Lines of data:
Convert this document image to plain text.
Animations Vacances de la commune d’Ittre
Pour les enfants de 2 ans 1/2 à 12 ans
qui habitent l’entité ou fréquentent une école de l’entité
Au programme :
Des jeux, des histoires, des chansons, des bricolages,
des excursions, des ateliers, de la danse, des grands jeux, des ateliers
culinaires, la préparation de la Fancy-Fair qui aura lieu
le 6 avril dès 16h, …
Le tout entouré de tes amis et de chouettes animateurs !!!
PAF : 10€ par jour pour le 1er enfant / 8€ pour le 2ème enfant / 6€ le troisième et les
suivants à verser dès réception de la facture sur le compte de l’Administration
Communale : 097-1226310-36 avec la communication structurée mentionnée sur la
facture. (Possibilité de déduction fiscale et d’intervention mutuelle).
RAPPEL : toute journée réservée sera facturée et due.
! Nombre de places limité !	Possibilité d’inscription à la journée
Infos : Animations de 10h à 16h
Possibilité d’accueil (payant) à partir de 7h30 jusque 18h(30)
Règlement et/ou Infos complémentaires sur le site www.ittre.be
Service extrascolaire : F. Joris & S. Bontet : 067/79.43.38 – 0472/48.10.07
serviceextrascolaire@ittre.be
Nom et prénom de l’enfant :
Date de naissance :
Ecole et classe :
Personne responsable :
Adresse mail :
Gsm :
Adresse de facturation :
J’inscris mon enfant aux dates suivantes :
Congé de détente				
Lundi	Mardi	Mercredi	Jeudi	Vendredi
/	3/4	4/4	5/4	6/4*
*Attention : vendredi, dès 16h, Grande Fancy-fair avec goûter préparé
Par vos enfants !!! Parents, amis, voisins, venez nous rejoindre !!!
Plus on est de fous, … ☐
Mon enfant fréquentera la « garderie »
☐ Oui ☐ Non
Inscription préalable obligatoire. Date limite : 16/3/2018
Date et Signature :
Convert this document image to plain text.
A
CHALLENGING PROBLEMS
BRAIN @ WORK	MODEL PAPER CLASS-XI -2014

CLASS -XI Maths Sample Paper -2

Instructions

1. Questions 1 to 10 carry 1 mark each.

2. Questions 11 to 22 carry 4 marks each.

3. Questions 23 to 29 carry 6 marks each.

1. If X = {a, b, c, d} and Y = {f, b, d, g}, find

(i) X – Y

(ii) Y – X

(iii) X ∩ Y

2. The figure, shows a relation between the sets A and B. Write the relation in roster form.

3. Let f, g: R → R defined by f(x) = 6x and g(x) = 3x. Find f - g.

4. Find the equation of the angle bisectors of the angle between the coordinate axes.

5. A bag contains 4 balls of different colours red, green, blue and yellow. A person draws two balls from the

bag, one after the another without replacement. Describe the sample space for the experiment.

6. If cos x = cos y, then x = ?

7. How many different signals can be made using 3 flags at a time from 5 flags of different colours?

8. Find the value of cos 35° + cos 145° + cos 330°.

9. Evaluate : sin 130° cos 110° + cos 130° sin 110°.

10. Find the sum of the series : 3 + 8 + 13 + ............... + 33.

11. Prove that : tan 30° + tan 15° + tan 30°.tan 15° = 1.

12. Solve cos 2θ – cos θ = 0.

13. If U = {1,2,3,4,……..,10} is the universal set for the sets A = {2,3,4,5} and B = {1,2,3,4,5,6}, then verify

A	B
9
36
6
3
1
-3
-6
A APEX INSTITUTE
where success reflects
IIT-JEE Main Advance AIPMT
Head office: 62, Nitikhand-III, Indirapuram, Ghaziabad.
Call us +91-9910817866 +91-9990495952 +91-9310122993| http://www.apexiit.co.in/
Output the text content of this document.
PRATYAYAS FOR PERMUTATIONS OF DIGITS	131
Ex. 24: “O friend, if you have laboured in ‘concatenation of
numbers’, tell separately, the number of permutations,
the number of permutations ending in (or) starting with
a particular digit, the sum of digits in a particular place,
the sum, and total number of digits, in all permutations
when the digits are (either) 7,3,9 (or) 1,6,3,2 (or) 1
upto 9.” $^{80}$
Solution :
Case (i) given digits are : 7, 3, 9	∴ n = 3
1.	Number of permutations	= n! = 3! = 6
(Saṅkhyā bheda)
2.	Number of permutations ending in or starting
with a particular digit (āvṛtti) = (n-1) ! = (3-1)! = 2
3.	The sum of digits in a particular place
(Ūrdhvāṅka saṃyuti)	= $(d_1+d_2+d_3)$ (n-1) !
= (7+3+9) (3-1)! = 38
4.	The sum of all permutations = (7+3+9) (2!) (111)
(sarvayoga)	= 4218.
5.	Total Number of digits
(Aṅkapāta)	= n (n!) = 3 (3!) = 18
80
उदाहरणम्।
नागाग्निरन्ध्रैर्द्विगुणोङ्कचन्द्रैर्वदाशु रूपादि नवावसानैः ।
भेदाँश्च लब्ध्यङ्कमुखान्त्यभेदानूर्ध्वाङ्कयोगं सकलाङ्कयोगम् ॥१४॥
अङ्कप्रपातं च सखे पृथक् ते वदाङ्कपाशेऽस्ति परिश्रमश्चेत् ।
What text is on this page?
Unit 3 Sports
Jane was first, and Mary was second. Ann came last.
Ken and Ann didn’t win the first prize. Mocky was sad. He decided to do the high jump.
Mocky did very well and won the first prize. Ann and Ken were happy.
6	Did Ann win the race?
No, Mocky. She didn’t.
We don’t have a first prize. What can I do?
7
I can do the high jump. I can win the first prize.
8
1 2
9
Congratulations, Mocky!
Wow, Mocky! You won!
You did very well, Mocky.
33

INSTRUCTIONS TO FOLLOW - Your task is to repeat every line exactly.

RESPONSE -
Convert this document image to plain text.
Animations Vacances de la commune d’Ittre
Pour les enfants de 2 ans 1/2 à 12 ans
qui habitent l’entité ou fréquentent une école de l’entité
Au programme :
Des jeux, des histoires, des chansons, des bricolages,
des excursions, des ateliers, de la danse, des grands jeux, des ateliers
culinaires, la préparation de la Fancy-Fair qui aura lieu
le 6 avril dès 16h, …
Le tout entouré de tes amis et de chouettes animateurs !!!
PAF : 10€ par jour pour le 1er enfant / 8€ pour le 2ème enfant / 6€ le troisième et les
suivants à verser dès réception de la facture sur le compte de l’Administration
Communale : 097-1226310-36 avec la communication structurée mentionnée sur la
facture. (Possibilité de déduction fiscale et d’intervention mutuelle).
RAPPEL : toute journée réservée sera facturée et due.
! Nombre de places limité !	Possibilité d’inscription à la journée
Infos : Animations de 10h à 16h
Possibilité d’accueil (payant) à partir de 7h30 jusque 18h(30)
Règlement et/ou Infos complémentaires sur le site www.ittre.be
Service extrascolaire : F. Joris & S. Bontet : 067/79.43.38 – 0472/48.10.07
serviceextrascolaire@ittre.be
Nom et prénom de l’enfant :
Date de naissance :
Ecole et classe :
Personne responsable :
Adresse mail :
Gsm :
Adresse de facturation :
J’inscris mon enfant aux dates suivantes :
Congé de détente				
Lundi	Mardi	Mercredi	Jeudi	Vendredi
/	3/4	4/4	5/4	6/4*
*Attention : vendredi, dès 16h, Grande Fancy-fair avec goûter préparé
Par vos enfants !!! Parents, amis, voisins, venez nous rejoindre !!!
Plus on est de fous, … ☐
Mon enfant fréquentera la « garderie »
☐ Oui ☐ Non
Inscription préalable obligatoire. Date limite : 16/3/2018
Date et Signature :
Convert this document image to plain text.
A
CHALLENGING PROBLEMS
BRAIN @ WORK	MODEL PAPER CLASS-XI -2014

CLASS -XI Maths Sample Paper -2

Instructions

1. Questions 1 to 10 carry 1 mark each.

2. Questions 11 to 22 carry 4 marks each.

3. Questions 23 to 29 carry 6 marks each.

1. If X = {a, b, c, d} and Y = {f, b, d, g}, find

(i) X – Y

(ii) Y – X

(iii) X ∩ Y

2. The figure, shows a relation between the sets A and B. Write the relation in roster form.

3. Let f, g: R → R defined by f(x) = 6x and g(x) = 3x. Find f - g.

4. Find the equation of the angle bisectors of the angle between the coordinate axes.

5. A bag contains 4 balls of different colours red, green, blue and yellow. A person draws two balls from the

bag, one after the another without replacement. Describe the sample space for the experiment.

6. If cos x = cos y, then x = ?

7. How many different signals can be made using 3 flags at a time from 5 flags of different colours?

8. Find the value of cos 35° + cos 145° + cos 330°.

9. Evaluate : sin 130° cos 110° + cos 130° sin 110°.

10. Find the sum of the series : 3 + 8 + 13 + ............... + 33.

11. Prove that : tan 30° + tan 15° + tan 30°.tan 15° = 1.

12. Solve cos 2θ – cos θ = 0.

13. If U = {1,2,3,4,……..,10} is the universal set for the sets A = {2,3,4,5} and B = {1,2,3,4,5,6}, then verify

A	B
9
36
6
3
1
-3
-6
A APEX INSTITUTE
where success reflects
IIT-JEE Main Advance AIPMT
Head office: 62, Nitikhand-III, Indirapuram, Ghaziabad.
Call us +91-9910817866 +91-9990495952 +91-9310122993| http://www.apexiit.co.in/
Output the text content of this document.
PRATYAYAS FOR PERMUTATIONS OF DIGITS	131
Ex. 24: “O friend, if you have laboured in ‘concatenation of
numbers’, tell separately, the number of permutations,
the number of permutations ending in (or) starting with
a particular digit, the sum of digits in a particular place,
the sum, and total number of digits, in all permutations
when the digits are (either) 7,3,9 (or) 1,6,3,2 (or) 1
upto 9.” $^{80}$
Solution :
Case (i) given digits are : 7, 3, 9	∴ n = 3
1.	Number of permutations	= n! = 3! = 6
(Saṅkhyā bheda)
2.	Number of permutations ending in or starting
with a particular digit (āvṛtti) = (n-1) ! = (3-1)! = 2
3.	The sum of digits in a particular place
(Ūrdhvāṅka saṃyuti)	= $(d_1+d_2+d_3)$ (n-1) !
= (7+3+9) (3-1)! = 38
4.	The sum of all permutations = (7+3+9) (2!) (111)
(sarvayoga)	= 4218.
5.	Total Number of digits
(Aṅkapāta)	= n (n!) = 3 (3!) = 18
80
उदाहरणम्।
नागाग्निरन्ध्रैर्द्विगुणोङ्कचन्द्रैर्वदाशु रूपादि नवावसानैः ।
भेदाँश्च लब्ध्यङ्कमुखान्त्यभेदानूर्ध्वाङ्कयोगं सकलाङ्कयोगम् ॥१४॥
अङ्कप्रपातं च सखे पृथक् ते वदाङ्कपाशेऽस्ति परिश्रमश्चेत् ।
What text is on this page?
Unit 3 Sports
Jane was first, and Mary was second. Ann came last.
Ken and Ann didn’t win the first prize. Mocky was sad. He decided to do the high jump.
Mocky did very well and won the first prize. Ann and Ken were happy.
6	Did Ann win the race?
No, Mocky. She didn’t.
We don’t have a first prize. What can I do?
7
I can do the high jump. I can win the first prize.
8
1 2
9
Congratulations, Mocky!
Wow, Mocky! You won!
You did very well, Mocky.
33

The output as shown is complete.